»»
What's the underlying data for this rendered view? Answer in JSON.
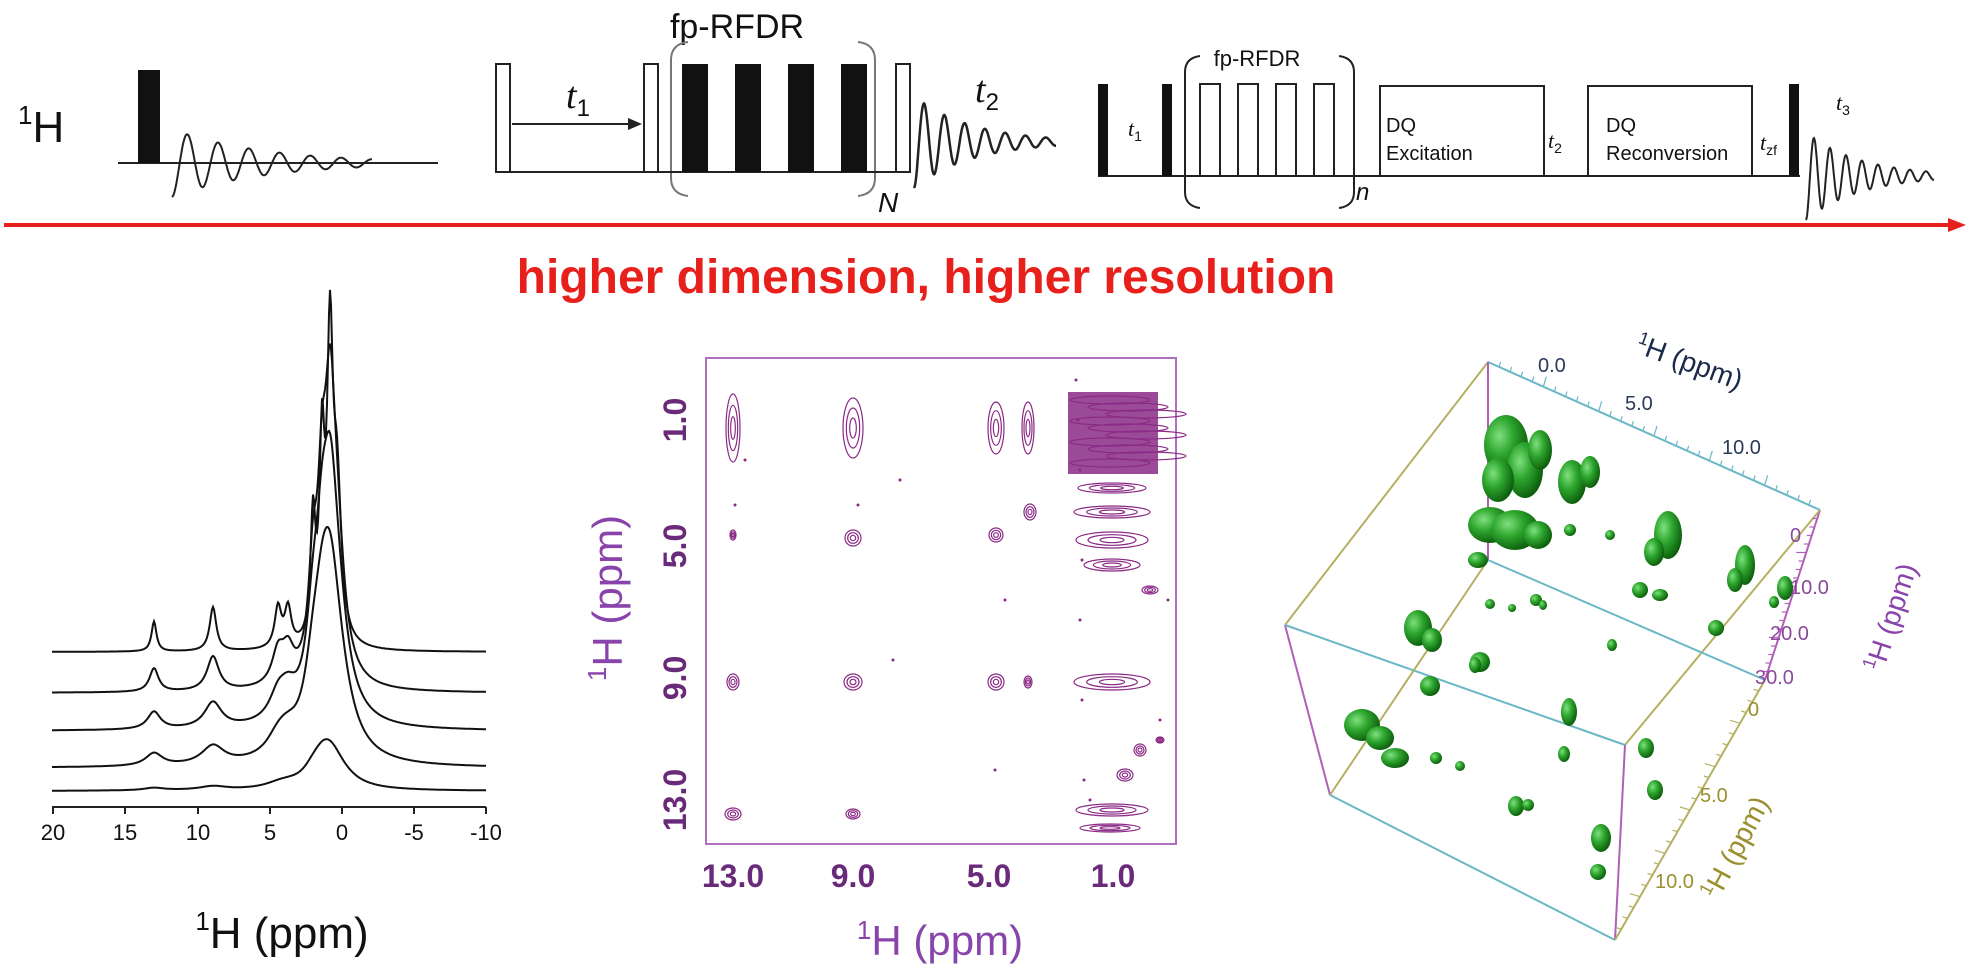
{
  "pulse_sequences": {
    "one_d": {
      "nucleus_label": "H",
      "nucleus_sup": "1"
    },
    "two_d": {
      "block_label": "fp-RFDR",
      "t1_label": "t",
      "t1_sub": "1",
      "t2_label": "t",
      "t2_sub": "2",
      "loop_label": "N"
    },
    "three_d": {
      "block_label": "fp-RFDR",
      "t1_label": "t",
      "t1_sub": "1",
      "loop_label": "n",
      "dq_excitation_line1": "DQ",
      "dq_excitation_line2": "Excitation",
      "t2_label": "t",
      "t2_sub": "2",
      "dq_reconversion_line1": "DQ",
      "dq_reconversion_line2": "Reconversion",
      "tzf_label": "t",
      "tzf_sub": "zf",
      "t3_label": "t",
      "t3_sub": "3"
    }
  },
  "arrow_caption": "higher dimension, higher resolution",
  "colors": {
    "arrow": "#e8201c",
    "contour": "#8a2a86",
    "spectrum2d_frame": "#b070c0",
    "axis_purple": "#8a4a9a",
    "axis_label_purple": "#8844aa",
    "cube_teal": "#6ab7c7",
    "cube_olive": "#b5b061",
    "cube_magenta": "#b15fb8",
    "blob_green": "#2a9a2a"
  },
  "spectrum_1d": {
    "x_ticks": [
      "20",
      "15",
      "10",
      "5",
      "0",
      "-5",
      "-10"
    ],
    "axis_label": "H (ppm)",
    "axis_label_sup": "1",
    "trace_count": 5
  },
  "spectrum_2d": {
    "x_ticks": [
      "13.0",
      "9.0",
      "5.0",
      "1.0"
    ],
    "y_ticks": [
      "1.0",
      "5.0",
      "9.0",
      "13.0"
    ],
    "x_label": "H (ppm)",
    "x_label_sup": "1",
    "y_label": "H (ppm)",
    "y_label_sup": "1"
  },
  "spectrum_3d": {
    "top_axis_ticks": [
      "0.0",
      "5.0",
      "10.0"
    ],
    "top_axis_label": "H (ppm)",
    "top_axis_label_sup": "1",
    "right_axis_ticks": [
      "0",
      "10.0",
      "20.0",
      "30.0"
    ],
    "right_axis_label": "H (ppm)",
    "right_axis_label_sup": "1",
    "bottom_axis_ticks": [
      "0",
      "5.0",
      "10.0"
    ],
    "bottom_axis_label": "H (ppm)",
    "bottom_axis_label_sup": "1"
  }
}
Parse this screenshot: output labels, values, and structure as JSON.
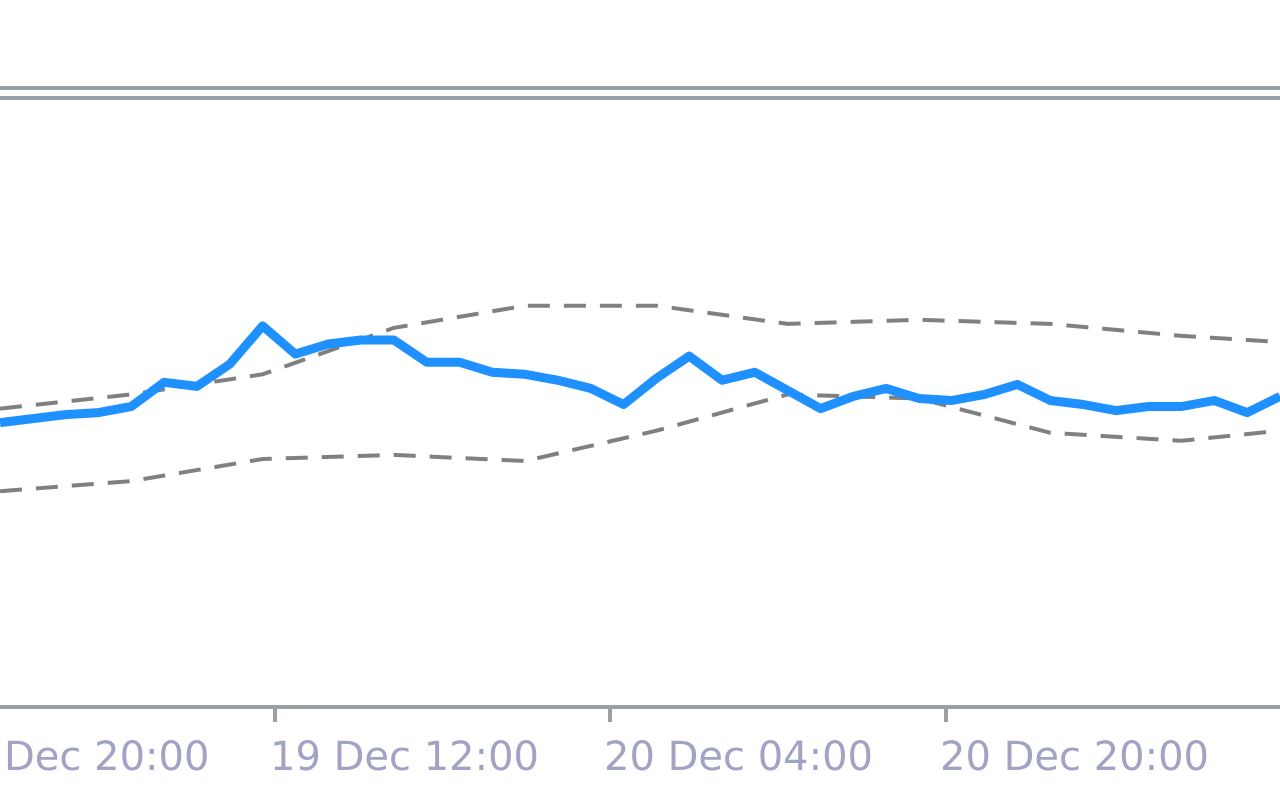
««
**Written task:** Count each line of the entries that holds the word "JSON", then state the total and nothing more.

**Written response:** 2